Extracted data →
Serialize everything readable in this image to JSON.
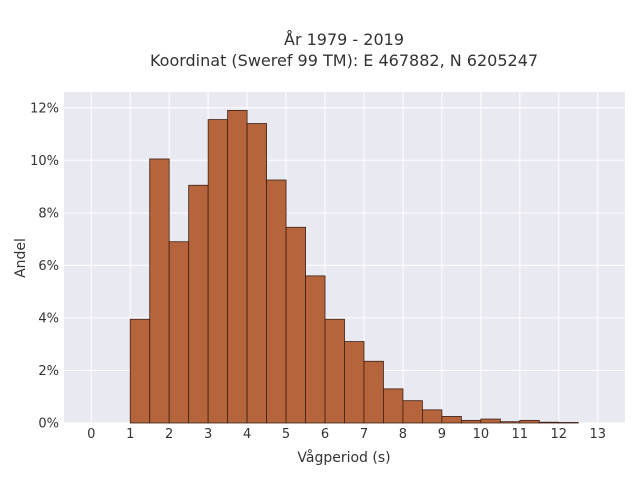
{
  "chart_data": {
    "type": "bar",
    "title_line1": "År 1979 - 2019",
    "title_line2": "Koordinat (Sweref 99 TM): E 467882, N 6205247",
    "xlabel": "Vågperiod (s)",
    "ylabel": "Andel",
    "xlim": [
      -0.7,
      13.7
    ],
    "ylim": [
      0,
      12.6
    ],
    "x_ticks": [
      "0",
      "1",
      "2",
      "3",
      "4",
      "5",
      "6",
      "7",
      "8",
      "9",
      "10",
      "11",
      "12",
      "13"
    ],
    "y_ticks": [
      "0%",
      "2%",
      "4%",
      "6%",
      "8%",
      "10%",
      "12%"
    ],
    "bin_width": 0.5,
    "bins": [
      {
        "x0": 1.0,
        "value": 3.95
      },
      {
        "x0": 1.5,
        "value": 10.05
      },
      {
        "x0": 2.0,
        "value": 6.9
      },
      {
        "x0": 2.5,
        "value": 9.05
      },
      {
        "x0": 3.0,
        "value": 11.55
      },
      {
        "x0": 3.5,
        "value": 11.9
      },
      {
        "x0": 4.0,
        "value": 11.4
      },
      {
        "x0": 4.5,
        "value": 9.25
      },
      {
        "x0": 5.0,
        "value": 7.45
      },
      {
        "x0": 5.5,
        "value": 5.6
      },
      {
        "x0": 6.0,
        "value": 3.95
      },
      {
        "x0": 6.5,
        "value": 3.1
      },
      {
        "x0": 7.0,
        "value": 2.35
      },
      {
        "x0": 7.5,
        "value": 1.3
      },
      {
        "x0": 8.0,
        "value": 0.85
      },
      {
        "x0": 8.5,
        "value": 0.5
      },
      {
        "x0": 9.0,
        "value": 0.25
      },
      {
        "x0": 9.5,
        "value": 0.1
      },
      {
        "x0": 10.0,
        "value": 0.15
      },
      {
        "x0": 10.5,
        "value": 0.05
      },
      {
        "x0": 11.0,
        "value": 0.1
      },
      {
        "x0": 11.5,
        "value": 0.03
      },
      {
        "x0": 12.0,
        "value": 0.02
      }
    ],
    "grid": true,
    "bar_color": "#b5643b",
    "bar_edge_color": "#3d2014",
    "plot_bg": "#e9e9f1"
  }
}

Task instructions → Set down all the data again exactly as above, pictures excluded.

Task answer →
Serialize everything readable in this image to JSON.
{
  "chart_data": {
    "type": "bar",
    "title_line1": "År 1979 - 2019",
    "title_line2": "Koordinat (Sweref 99 TM): E 467882, N 6205247",
    "xlabel": "Vågperiod (s)",
    "ylabel": "Andel",
    "xlim": [
      -0.7,
      13.7
    ],
    "ylim": [
      0,
      12.6
    ],
    "x_ticks": [
      "0",
      "1",
      "2",
      "3",
      "4",
      "5",
      "6",
      "7",
      "8",
      "9",
      "10",
      "11",
      "12",
      "13"
    ],
    "y_ticks": [
      "0%",
      "2%",
      "4%",
      "6%",
      "8%",
      "10%",
      "12%"
    ],
    "bin_width": 0.5,
    "bins": [
      {
        "x0": 1.0,
        "value": 3.95
      },
      {
        "x0": 1.5,
        "value": 10.05
      },
      {
        "x0": 2.0,
        "value": 6.9
      },
      {
        "x0": 2.5,
        "value": 9.05
      },
      {
        "x0": 3.0,
        "value": 11.55
      },
      {
        "x0": 3.5,
        "value": 11.9
      },
      {
        "x0": 4.0,
        "value": 11.4
      },
      {
        "x0": 4.5,
        "value": 9.25
      },
      {
        "x0": 5.0,
        "value": 7.45
      },
      {
        "x0": 5.5,
        "value": 5.6
      },
      {
        "x0": 6.0,
        "value": 3.95
      },
      {
        "x0": 6.5,
        "value": 3.1
      },
      {
        "x0": 7.0,
        "value": 2.35
      },
      {
        "x0": 7.5,
        "value": 1.3
      },
      {
        "x0": 8.0,
        "value": 0.85
      },
      {
        "x0": 8.5,
        "value": 0.5
      },
      {
        "x0": 9.0,
        "value": 0.25
      },
      {
        "x0": 9.5,
        "value": 0.1
      },
      {
        "x0": 10.0,
        "value": 0.15
      },
      {
        "x0": 10.5,
        "value": 0.05
      },
      {
        "x0": 11.0,
        "value": 0.1
      },
      {
        "x0": 11.5,
        "value": 0.03
      },
      {
        "x0": 12.0,
        "value": 0.02
      }
    ],
    "grid": true,
    "bar_color": "#b5643b",
    "bar_edge_color": "#3d2014",
    "plot_bg": "#e9e9f1"
  }
}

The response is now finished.